A run of records
------------
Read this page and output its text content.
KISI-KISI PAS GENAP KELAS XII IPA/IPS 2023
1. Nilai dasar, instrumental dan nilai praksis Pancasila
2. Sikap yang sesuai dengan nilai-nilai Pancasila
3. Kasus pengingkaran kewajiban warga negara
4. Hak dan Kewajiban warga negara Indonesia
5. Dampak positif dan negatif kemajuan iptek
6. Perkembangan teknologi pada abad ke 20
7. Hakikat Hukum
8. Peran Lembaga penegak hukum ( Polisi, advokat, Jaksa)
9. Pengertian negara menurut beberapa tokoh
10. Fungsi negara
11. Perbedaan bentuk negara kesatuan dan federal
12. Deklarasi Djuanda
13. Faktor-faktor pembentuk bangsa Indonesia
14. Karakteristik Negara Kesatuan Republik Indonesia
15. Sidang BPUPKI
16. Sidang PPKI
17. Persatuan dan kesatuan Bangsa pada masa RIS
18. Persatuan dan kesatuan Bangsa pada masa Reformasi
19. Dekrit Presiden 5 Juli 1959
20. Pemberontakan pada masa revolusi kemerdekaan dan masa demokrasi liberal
------------
*Problem:* Pick out every line with the string "Persatuan" and copy it.

*Solution for this exercise:*
17. Persatuan dan kesatuan Bangsa pada masa RIS
18. Persatuan dan kesatuan Bangsa pada masa Reformasi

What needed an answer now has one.